-- What to work on --
Restate each of the lines given below, word for word.

Entries taken from a collection:
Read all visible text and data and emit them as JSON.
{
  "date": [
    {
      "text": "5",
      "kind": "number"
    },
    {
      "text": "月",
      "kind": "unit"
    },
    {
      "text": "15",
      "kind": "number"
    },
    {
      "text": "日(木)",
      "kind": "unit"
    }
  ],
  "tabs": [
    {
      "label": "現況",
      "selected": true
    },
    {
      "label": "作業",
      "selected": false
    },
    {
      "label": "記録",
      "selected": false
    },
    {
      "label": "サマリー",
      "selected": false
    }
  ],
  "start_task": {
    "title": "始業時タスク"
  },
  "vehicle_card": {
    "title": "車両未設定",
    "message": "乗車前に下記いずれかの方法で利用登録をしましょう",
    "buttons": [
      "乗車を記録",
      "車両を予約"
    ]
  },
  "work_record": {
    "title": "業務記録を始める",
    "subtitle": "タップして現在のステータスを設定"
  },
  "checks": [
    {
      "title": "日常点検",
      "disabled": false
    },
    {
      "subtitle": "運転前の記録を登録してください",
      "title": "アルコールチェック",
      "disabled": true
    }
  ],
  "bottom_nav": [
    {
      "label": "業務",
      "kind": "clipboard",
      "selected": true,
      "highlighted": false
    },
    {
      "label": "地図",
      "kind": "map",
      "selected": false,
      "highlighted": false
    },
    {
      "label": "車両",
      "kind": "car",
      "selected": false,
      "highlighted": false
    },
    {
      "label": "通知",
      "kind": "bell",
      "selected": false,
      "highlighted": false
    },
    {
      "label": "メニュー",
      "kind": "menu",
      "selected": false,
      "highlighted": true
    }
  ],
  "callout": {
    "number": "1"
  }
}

-- Correct result --
Read all visible text and data and emit them as JSON.
{
  "date": [
    {
      "text": "5",
      "kind": "number"
    },
    {
      "text": "月",
      "kind": "unit"
    },
    {
      "text": "15",
      "kind": "number"
    },
    {
      "text": "日(木)",
      "kind": "unit"
    }
  ],
  "tabs": [
    {
      "label": "現況",
      "selected": true
    },
    {
      "label": "作業",
      "selected": false
    },
    {
      "label": "記録",
      "selected": false
    },
    {
      "label": "サマリー",
      "selected": false
    }
  ],
  "start_task": {
    "title": "始業時タスク"
  },
  "vehicle_card": {
    "title": "車両未設定",
    "message": "乗車前に下記いずれかの方法で利用登録をしましょう",
    "buttons": [
      "乗車を記録",
      "車両を予約"
    ]
  },
  "work_record": {
    "title": "業務記録を始める",
    "subtitle": "タップして現在のステータスを設定"
  },
  "checks": [
    {
      "title": "日常点検",
      "disabled": false
    },
    {
      "subtitle": "運転前の記録を登録してください",
      "title": "アルコールチェック",
      "disabled": true
    }
  ],
  "bottom_nav": [
    {
      "label": "業務",
      "kind": "clipboard",
      "selected": true,
      "highlighted": false
    },
    {
      "label": "地図",
      "kind": "map",
      "selected": false,
      "highlighted": false
    },
    {
      "label": "車両",
      "kind": "car",
      "selected": false,
      "highlighted": false
    },
    {
      "label": "通知",
      "kind": "bell",
      "selected": false,
      "highlighted": false
    },
    {
      "label": "メニュー",
      "kind": "menu",
      "selected": false,
      "highlighted": true
    }
  ],
  "callout": {
    "number": "1"
  }
}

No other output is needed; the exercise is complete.